### WORK TO DO
In the lines below, find how many contain the word "series" and report that figure alone.

Begin INFORMATION PROVIDED

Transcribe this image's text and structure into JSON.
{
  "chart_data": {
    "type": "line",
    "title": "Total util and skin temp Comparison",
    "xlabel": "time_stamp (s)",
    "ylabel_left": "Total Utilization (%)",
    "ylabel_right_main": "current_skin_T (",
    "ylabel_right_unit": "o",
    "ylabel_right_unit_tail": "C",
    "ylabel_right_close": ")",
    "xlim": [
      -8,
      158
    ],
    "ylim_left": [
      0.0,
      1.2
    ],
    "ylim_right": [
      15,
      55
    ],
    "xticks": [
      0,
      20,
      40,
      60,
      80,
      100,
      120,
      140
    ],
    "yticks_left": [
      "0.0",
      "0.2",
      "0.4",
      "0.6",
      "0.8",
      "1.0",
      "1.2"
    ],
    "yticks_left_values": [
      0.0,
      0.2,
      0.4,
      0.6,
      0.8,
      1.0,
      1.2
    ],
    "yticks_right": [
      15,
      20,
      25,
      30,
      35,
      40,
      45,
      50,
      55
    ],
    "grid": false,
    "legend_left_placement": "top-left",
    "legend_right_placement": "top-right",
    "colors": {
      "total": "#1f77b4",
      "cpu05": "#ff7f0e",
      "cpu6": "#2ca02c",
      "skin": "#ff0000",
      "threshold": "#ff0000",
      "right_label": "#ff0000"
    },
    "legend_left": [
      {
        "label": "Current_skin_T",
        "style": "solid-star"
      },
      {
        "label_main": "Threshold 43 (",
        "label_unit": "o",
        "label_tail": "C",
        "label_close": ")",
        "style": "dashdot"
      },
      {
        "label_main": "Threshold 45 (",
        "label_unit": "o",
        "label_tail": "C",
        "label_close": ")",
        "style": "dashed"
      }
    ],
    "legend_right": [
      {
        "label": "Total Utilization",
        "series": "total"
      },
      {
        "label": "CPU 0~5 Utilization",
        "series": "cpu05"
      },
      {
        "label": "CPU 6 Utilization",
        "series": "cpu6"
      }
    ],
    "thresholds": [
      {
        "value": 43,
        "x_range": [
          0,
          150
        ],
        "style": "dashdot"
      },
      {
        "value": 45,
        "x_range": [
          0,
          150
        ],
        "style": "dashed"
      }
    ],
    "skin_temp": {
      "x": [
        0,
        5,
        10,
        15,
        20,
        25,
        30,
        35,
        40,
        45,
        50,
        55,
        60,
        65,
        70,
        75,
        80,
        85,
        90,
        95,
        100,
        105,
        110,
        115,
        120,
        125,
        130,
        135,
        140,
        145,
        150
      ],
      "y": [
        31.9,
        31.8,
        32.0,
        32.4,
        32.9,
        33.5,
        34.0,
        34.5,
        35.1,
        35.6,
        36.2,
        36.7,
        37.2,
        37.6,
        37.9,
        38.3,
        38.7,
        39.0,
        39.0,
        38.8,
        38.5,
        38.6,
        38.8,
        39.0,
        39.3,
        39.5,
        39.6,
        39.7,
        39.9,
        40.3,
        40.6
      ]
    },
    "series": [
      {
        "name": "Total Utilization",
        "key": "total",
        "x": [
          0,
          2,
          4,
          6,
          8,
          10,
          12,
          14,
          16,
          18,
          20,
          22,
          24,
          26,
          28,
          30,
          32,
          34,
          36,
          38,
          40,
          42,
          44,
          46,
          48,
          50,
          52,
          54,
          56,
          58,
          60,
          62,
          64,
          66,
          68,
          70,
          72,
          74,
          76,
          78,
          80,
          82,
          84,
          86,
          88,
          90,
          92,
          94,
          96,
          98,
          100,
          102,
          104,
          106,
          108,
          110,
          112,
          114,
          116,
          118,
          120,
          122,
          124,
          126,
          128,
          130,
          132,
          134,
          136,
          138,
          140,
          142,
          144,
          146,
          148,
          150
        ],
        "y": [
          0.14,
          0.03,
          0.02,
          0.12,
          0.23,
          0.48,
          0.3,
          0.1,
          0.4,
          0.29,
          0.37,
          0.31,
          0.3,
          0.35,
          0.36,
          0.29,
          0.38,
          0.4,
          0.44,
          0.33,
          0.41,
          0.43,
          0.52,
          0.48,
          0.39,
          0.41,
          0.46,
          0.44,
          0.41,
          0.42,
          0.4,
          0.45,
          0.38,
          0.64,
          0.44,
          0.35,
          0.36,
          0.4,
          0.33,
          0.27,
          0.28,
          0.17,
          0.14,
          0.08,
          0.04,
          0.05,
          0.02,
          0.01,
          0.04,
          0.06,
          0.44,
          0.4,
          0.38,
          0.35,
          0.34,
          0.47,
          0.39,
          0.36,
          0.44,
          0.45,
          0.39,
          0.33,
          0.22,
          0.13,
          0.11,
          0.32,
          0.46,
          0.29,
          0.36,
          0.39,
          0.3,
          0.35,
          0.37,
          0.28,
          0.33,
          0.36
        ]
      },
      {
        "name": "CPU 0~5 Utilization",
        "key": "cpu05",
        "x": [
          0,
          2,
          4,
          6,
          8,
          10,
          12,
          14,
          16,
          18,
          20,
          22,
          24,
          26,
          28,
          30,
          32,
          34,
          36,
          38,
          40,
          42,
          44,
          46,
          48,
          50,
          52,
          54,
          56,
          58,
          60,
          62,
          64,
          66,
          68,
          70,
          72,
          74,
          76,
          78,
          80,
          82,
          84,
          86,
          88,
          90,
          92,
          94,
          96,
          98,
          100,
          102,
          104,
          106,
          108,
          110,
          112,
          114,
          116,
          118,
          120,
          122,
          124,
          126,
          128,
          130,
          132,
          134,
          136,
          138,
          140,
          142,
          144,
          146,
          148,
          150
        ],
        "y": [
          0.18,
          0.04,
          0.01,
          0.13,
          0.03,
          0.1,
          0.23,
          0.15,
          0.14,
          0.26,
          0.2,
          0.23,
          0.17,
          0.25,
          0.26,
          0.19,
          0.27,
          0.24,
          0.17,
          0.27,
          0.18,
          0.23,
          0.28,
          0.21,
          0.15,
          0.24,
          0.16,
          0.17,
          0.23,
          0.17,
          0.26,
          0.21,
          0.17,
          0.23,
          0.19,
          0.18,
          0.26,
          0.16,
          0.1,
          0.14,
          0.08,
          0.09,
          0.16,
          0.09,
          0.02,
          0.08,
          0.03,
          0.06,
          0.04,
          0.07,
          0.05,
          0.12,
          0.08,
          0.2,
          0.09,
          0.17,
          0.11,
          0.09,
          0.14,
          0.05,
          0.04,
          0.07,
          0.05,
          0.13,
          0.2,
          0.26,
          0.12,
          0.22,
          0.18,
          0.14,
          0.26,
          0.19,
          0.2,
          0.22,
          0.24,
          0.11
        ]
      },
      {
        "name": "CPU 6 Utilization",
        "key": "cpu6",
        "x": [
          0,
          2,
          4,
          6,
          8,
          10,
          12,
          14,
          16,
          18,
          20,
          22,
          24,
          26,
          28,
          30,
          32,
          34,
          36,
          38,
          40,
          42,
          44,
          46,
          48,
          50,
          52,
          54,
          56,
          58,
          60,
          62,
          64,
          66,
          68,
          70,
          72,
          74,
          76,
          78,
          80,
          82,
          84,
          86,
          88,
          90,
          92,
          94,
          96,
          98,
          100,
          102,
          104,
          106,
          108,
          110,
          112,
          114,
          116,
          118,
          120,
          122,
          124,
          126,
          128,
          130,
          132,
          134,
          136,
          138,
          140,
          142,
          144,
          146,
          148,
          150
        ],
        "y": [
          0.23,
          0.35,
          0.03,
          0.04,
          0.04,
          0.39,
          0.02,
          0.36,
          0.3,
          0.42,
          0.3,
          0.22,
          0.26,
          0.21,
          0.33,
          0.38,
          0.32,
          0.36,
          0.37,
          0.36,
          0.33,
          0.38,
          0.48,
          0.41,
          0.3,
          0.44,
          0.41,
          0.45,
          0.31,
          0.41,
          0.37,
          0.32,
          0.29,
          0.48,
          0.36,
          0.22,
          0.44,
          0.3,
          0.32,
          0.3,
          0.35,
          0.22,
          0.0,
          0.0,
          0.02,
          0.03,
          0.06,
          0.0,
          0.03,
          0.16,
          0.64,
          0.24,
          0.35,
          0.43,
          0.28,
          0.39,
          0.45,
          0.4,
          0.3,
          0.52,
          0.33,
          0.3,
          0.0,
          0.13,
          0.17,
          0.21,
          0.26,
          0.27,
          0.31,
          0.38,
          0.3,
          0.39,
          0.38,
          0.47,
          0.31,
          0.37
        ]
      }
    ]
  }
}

End INFORMATION PROVIDED

### PROBLEM SOLUTION
4